-- Begin --

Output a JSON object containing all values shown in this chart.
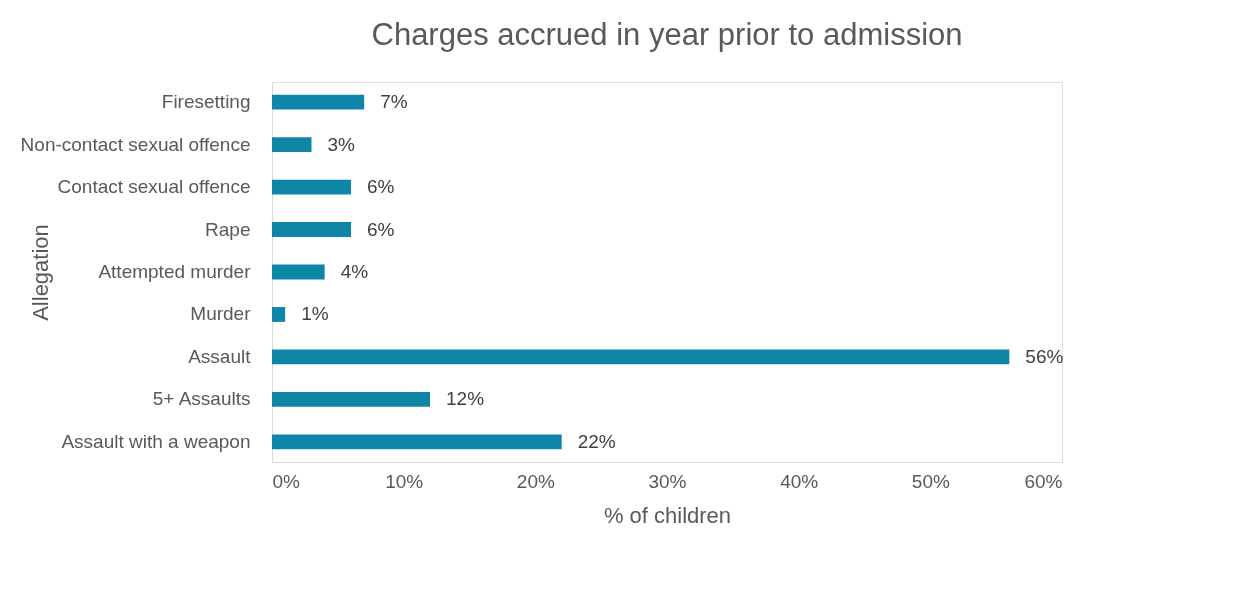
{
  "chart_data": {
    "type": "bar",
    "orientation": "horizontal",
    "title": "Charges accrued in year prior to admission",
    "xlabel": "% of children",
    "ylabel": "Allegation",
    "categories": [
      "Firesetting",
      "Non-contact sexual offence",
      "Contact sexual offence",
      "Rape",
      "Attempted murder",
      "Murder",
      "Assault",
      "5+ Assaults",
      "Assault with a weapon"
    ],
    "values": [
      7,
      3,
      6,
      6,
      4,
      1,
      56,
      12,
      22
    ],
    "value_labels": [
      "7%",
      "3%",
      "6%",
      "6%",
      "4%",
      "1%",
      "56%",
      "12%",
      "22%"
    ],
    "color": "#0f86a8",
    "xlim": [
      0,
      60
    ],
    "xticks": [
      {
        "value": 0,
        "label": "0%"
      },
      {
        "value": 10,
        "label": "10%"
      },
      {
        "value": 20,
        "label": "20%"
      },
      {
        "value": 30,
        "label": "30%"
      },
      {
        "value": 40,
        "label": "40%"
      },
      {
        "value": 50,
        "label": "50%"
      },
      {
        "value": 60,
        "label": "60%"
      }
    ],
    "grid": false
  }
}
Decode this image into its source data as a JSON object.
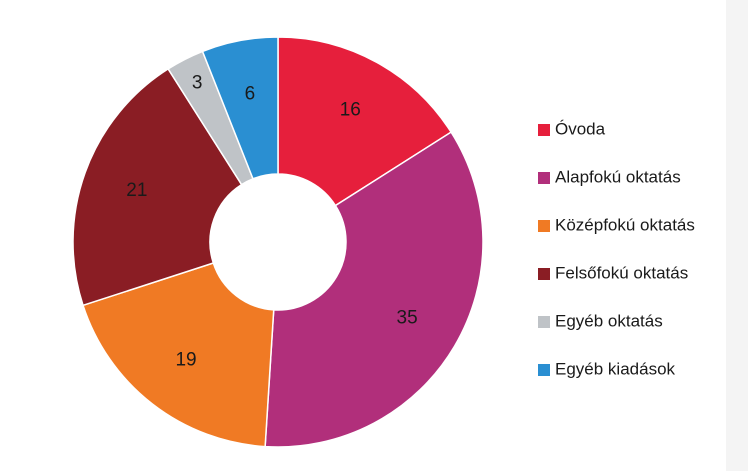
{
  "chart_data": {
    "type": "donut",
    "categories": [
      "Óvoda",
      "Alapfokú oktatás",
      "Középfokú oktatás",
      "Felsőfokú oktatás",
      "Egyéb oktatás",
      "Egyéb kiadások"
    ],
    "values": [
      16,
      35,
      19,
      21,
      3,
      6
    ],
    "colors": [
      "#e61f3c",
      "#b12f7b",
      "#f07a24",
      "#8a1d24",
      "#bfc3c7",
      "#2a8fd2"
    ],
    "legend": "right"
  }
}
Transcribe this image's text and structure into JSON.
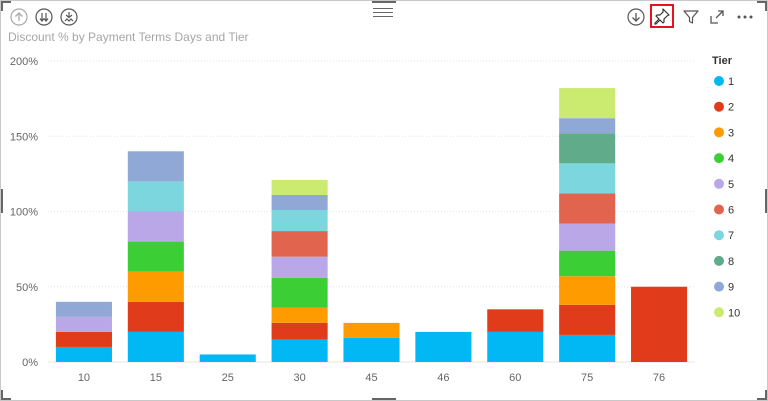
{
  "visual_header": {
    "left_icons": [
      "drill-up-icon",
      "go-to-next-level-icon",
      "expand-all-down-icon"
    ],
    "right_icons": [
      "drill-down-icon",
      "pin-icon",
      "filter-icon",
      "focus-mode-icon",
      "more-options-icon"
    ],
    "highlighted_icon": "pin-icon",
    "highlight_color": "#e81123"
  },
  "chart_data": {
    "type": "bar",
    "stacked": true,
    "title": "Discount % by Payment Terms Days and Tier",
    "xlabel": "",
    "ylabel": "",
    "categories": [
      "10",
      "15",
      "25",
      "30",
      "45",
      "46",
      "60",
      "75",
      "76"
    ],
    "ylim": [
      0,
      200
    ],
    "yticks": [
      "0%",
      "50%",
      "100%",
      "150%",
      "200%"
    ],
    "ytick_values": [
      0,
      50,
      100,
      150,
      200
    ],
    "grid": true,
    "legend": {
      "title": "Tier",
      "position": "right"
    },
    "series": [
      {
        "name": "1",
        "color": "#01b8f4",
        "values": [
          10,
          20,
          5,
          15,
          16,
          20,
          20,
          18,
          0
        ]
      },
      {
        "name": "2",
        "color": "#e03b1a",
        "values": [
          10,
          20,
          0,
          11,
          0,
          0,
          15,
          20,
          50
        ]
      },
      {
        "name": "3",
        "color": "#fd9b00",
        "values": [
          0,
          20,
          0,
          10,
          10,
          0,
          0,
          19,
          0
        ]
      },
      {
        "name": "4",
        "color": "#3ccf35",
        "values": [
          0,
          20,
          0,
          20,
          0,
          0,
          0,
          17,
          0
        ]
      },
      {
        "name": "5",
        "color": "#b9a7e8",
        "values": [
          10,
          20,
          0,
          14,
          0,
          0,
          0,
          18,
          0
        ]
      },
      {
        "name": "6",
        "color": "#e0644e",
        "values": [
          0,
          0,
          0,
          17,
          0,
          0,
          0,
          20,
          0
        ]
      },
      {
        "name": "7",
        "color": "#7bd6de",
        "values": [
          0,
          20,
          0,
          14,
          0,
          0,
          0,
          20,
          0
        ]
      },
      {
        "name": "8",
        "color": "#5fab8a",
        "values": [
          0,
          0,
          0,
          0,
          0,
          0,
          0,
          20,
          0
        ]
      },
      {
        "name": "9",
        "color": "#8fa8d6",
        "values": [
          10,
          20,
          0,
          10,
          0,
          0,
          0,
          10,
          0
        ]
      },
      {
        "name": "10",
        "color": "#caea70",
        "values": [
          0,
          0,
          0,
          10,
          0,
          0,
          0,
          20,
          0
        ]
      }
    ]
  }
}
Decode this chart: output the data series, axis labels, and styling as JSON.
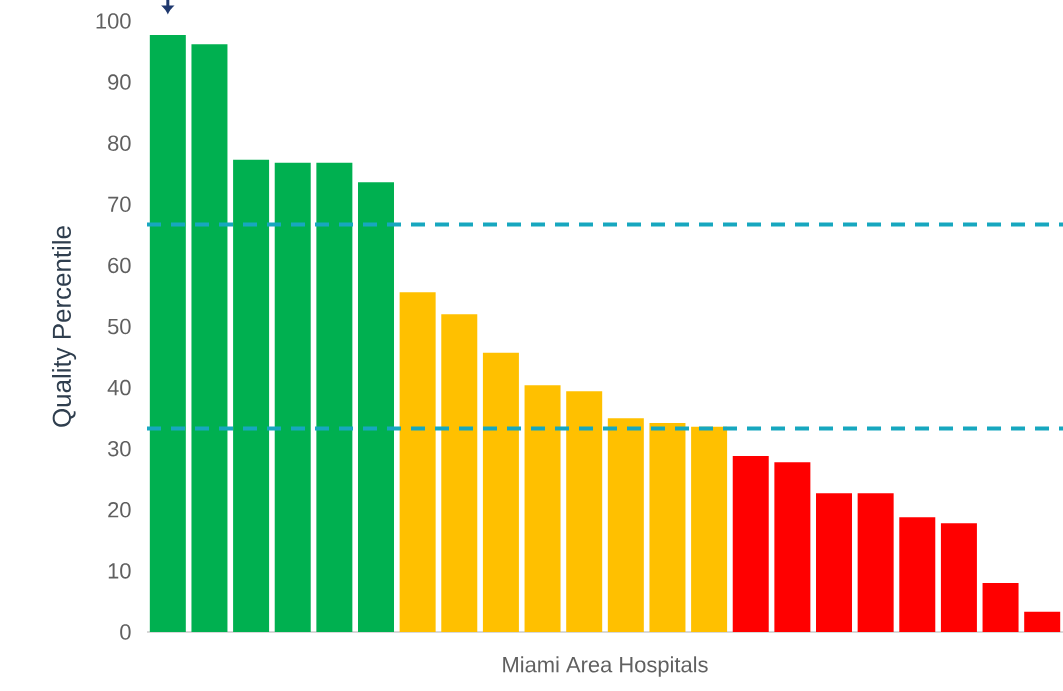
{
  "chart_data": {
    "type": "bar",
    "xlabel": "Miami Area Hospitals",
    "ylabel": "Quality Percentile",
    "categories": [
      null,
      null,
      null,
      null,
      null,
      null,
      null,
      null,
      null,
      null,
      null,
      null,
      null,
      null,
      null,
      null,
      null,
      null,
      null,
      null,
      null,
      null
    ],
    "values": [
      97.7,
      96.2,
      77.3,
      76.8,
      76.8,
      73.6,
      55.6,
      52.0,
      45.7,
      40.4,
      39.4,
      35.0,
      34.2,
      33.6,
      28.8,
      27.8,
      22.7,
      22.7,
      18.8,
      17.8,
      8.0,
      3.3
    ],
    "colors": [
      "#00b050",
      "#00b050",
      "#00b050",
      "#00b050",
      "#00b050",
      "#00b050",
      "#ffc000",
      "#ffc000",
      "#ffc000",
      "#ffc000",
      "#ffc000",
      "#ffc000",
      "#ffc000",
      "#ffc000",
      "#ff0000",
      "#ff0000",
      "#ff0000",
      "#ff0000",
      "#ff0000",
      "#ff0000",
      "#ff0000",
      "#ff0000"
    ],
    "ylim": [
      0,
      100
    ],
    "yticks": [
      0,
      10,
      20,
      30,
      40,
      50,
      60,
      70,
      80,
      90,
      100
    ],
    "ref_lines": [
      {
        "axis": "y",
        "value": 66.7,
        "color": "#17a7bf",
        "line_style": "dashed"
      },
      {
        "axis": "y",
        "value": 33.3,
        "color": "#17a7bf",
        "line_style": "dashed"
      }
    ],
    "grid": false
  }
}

-- End --

Reproduce every line above as written, skipping pictures.

- Full answer -
Output a JSON object containing all values shown in this chart.
{
  "chart_data": {
    "type": "bar",
    "orientation": "horizontal",
    "title": "Charges accrued in year prior to admission",
    "xlabel": "% of children",
    "ylabel": "Allegation",
    "categories": [
      "Firesetting",
      "Non-contact sexual offence",
      "Contact sexual offence",
      "Rape",
      "Attempted murder",
      "Murder",
      "Assault",
      "5+ Assaults",
      "Assault with a weapon"
    ],
    "values": [
      7,
      3,
      6,
      6,
      4,
      1,
      56,
      12,
      22
    ],
    "value_labels": [
      "7%",
      "3%",
      "6%",
      "6%",
      "4%",
      "1%",
      "56%",
      "12%",
      "22%"
    ],
    "color": "#0f86a8",
    "xlim": [
      0,
      60
    ],
    "xticks": [
      {
        "value": 0,
        "label": "0%"
      },
      {
        "value": 10,
        "label": "10%"
      },
      {
        "value": 20,
        "label": "20%"
      },
      {
        "value": 30,
        "label": "30%"
      },
      {
        "value": 40,
        "label": "40%"
      },
      {
        "value": 50,
        "label": "50%"
      },
      {
        "value": 60,
        "label": "60%"
      }
    ],
    "grid": false
  }
}
Decode this image into its source data as a JSON object.
{
  "chart_data": {
    "type": "donut",
    "categories": [
      "Óvoda",
      "Alapfokú oktatás",
      "Középfokú oktatás",
      "Felsőfokú oktatás",
      "Egyéb oktatás",
      "Egyéb kiadások"
    ],
    "values": [
      16,
      35,
      19,
      21,
      3,
      6
    ],
    "colors": [
      "#e61f3c",
      "#b12f7b",
      "#f07a24",
      "#8a1d24",
      "#bfc3c7",
      "#2a8fd2"
    ],
    "legend": "right"
  }
}
Transcribe this image's text and structure into JSON.
{
  "visual_header": {
    "left_icons": [
      "drill-up-icon",
      "go-to-next-level-icon",
      "expand-all-down-icon"
    ],
    "right_icons": [
      "drill-down-icon",
      "pin-icon",
      "filter-icon",
      "focus-mode-icon",
      "more-options-icon"
    ],
    "highlighted_icon": "pin-icon",
    "highlight_color": "#e81123"
  },
  "chart_data": {
    "type": "bar",
    "stacked": true,
    "title": "Discount % by Payment Terms Days and Tier",
    "xlabel": "",
    "ylabel": "",
    "categories": [
      "10",
      "15",
      "25",
      "30",
      "45",
      "46",
      "60",
      "75",
      "76"
    ],
    "ylim": [
      0,
      200
    ],
    "yticks": [
      "0%",
      "50%",
      "100%",
      "150%",
      "200%"
    ],
    "ytick_values": [
      0,
      50,
      100,
      150,
      200
    ],
    "grid": true,
    "legend": {
      "title": "Tier",
      "position": "right"
    },
    "series": [
      {
        "name": "1",
        "color": "#01b8f4",
        "values": [
          10,
          20,
          5,
          15,
          16,
          20,
          20,
          18,
          0
        ]
      },
      {
        "name": "2",
        "color": "#e03b1a",
        "values": [
          10,
          20,
          0,
          11,
          0,
          0,
          15,
          20,
          50
        ]
      },
      {
        "name": "3",
        "color": "#fd9b00",
        "values": [
          0,
          20,
          0,
          10,
          10,
          0,
          0,
          19,
          0
        ]
      },
      {
        "name": "4",
        "color": "#3ccf35",
        "values": [
          0,
          20,
          0,
          20,
          0,
          0,
          0,
          17,
          0
        ]
      },
      {
        "name": "5",
        "color": "#b9a7e8",
        "values": [
          10,
          20,
          0,
          14,
          0,
          0,
          0,
          18,
          0
        ]
      },
      {
        "name": "6",
        "color": "#e0644e",
        "values": [
          0,
          0,
          0,
          17,
          0,
          0,
          0,
          20,
          0
        ]
      },
      {
        "name": "7",
        "color": "#7bd6de",
        "values": [
          0,
          20,
          0,
          14,
          0,
          0,
          0,
          20,
          0
        ]
      },
      {
        "name": "8",
        "color": "#5fab8a",
        "values": [
          0,
          0,
          0,
          0,
          0,
          0,
          0,
          20,
          0
        ]
      },
      {
        "name": "9",
        "color": "#8fa8d6",
        "values": [
          10,
          20,
          0,
          10,
          0,
          0,
          0,
          10,
          0
        ]
      },
      {
        "name": "10",
        "color": "#caea70",
        "values": [
          0,
          0,
          0,
          10,
          0,
          0,
          0,
          20,
          0
        ]
      }
    ]
  }
}
Decode this chart: output the data series, axis labels, and styling as JSON.
{
  "chart_data": {
    "type": "bar",
    "xlabel": "Miami Area Hospitals",
    "ylabel": "Quality Percentile",
    "categories": [
      null,
      null,
      null,
      null,
      null,
      null,
      null,
      null,
      null,
      null,
      null,
      null,
      null,
      null,
      null,
      null,
      null,
      null,
      null,
      null,
      null,
      null
    ],
    "values": [
      97.7,
      96.2,
      77.3,
      76.8,
      76.8,
      73.6,
      55.6,
      52.0,
      45.7,
      40.4,
      39.4,
      35.0,
      34.2,
      33.6,
      28.8,
      27.8,
      22.7,
      22.7,
      18.8,
      17.8,
      8.0,
      3.3
    ],
    "colors": [
      "#00b050",
      "#00b050",
      "#00b050",
      "#00b050",
      "#00b050",
      "#00b050",
      "#ffc000",
      "#ffc000",
      "#ffc000",
      "#ffc000",
      "#ffc000",
      "#ffc000",
      "#ffc000",
      "#ffc000",
      "#ff0000",
      "#ff0000",
      "#ff0000",
      "#ff0000",
      "#ff0000",
      "#ff0000",
      "#ff0000",
      "#ff0000"
    ],
    "ylim": [
      0,
      100
    ],
    "yticks": [
      0,
      10,
      20,
      30,
      40,
      50,
      60,
      70,
      80,
      90,
      100
    ],
    "ref_lines": [
      {
        "axis": "y",
        "value": 66.7,
        "color": "#17a7bf",
        "line_style": "dashed"
      },
      {
        "axis": "y",
        "value": 33.3,
        "color": "#17a7bf",
        "line_style": "dashed"
      }
    ],
    "grid": false
  }
}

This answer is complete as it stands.